Work instructions – Across the entries below, how many lines contain the string "Martinja"? Give only the count.

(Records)
★ ★ ★

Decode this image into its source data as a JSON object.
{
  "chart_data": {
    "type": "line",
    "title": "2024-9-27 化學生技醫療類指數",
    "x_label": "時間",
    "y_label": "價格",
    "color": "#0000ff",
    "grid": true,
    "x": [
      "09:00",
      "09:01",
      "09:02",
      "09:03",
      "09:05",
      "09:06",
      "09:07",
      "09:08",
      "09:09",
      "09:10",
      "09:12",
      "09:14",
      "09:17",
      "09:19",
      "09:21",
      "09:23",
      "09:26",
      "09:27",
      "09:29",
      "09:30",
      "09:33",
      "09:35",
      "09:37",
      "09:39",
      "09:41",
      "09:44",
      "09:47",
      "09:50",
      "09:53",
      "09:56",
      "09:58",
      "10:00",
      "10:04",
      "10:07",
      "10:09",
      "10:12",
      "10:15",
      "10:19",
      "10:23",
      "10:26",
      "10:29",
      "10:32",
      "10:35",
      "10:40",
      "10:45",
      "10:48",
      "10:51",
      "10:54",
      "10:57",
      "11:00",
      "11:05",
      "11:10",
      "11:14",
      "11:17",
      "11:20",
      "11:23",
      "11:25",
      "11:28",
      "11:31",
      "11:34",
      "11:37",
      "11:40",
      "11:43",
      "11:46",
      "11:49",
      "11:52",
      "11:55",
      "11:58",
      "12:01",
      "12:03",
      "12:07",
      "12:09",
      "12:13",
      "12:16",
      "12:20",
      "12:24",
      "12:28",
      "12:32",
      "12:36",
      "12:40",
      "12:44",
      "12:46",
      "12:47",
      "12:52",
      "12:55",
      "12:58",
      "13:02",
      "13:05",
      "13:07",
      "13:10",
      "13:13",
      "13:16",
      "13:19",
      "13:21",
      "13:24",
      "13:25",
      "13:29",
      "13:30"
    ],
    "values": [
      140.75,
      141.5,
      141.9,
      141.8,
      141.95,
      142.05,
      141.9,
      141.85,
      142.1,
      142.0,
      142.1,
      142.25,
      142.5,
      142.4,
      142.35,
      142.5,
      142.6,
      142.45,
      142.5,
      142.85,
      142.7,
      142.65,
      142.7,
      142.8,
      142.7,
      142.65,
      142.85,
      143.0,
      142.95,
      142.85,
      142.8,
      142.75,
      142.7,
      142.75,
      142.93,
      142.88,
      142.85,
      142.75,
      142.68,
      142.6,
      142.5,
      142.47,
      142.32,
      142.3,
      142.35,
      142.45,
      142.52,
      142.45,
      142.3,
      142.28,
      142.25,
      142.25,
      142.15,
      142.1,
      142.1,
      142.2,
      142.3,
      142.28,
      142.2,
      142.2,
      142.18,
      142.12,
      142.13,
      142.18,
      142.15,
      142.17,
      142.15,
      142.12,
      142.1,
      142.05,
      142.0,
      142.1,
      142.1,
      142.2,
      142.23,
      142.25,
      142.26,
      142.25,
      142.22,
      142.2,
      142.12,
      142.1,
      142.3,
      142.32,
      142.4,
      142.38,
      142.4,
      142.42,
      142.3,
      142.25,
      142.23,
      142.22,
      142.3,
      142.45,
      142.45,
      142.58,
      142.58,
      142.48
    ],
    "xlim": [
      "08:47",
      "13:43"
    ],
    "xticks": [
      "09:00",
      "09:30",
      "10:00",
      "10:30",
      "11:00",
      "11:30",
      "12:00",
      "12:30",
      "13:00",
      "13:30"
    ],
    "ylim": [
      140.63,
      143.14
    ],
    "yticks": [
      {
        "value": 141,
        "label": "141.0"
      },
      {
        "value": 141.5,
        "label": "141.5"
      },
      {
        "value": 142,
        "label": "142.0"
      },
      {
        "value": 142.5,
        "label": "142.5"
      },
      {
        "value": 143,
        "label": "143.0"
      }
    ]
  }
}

★ ★ ★

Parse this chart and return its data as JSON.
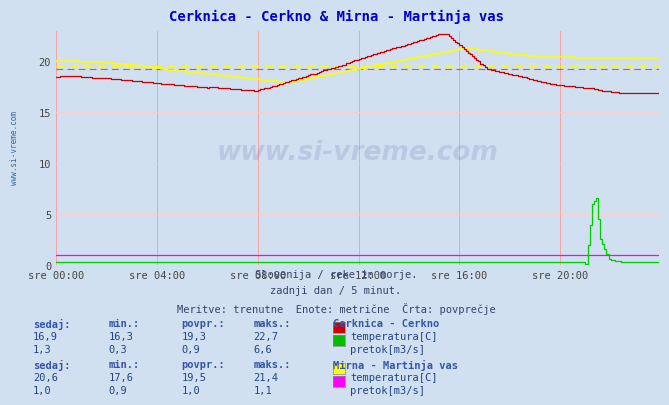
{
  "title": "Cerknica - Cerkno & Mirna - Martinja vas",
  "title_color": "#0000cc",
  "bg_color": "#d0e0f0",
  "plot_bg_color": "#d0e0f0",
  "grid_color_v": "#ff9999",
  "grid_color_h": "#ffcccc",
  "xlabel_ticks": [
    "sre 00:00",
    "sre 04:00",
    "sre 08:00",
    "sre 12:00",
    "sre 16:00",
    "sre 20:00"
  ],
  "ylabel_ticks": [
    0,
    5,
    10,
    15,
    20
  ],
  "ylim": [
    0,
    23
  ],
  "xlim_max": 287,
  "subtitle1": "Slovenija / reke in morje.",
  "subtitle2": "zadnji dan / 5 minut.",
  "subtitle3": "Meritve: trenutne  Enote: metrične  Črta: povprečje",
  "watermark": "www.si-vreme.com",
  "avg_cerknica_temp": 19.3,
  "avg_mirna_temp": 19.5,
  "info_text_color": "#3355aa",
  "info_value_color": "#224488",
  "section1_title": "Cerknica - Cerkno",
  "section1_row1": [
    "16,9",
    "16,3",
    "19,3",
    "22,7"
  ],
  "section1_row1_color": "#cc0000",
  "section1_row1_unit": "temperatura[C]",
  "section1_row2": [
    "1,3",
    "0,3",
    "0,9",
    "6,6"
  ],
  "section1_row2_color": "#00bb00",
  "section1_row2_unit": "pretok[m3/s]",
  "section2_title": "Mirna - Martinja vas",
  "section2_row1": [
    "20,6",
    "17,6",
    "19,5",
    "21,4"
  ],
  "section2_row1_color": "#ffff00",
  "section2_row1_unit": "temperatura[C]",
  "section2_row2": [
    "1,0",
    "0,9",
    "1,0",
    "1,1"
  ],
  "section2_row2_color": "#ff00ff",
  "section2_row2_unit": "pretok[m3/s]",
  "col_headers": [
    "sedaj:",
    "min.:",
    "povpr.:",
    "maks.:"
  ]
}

★ ★ ★

Written reply – 2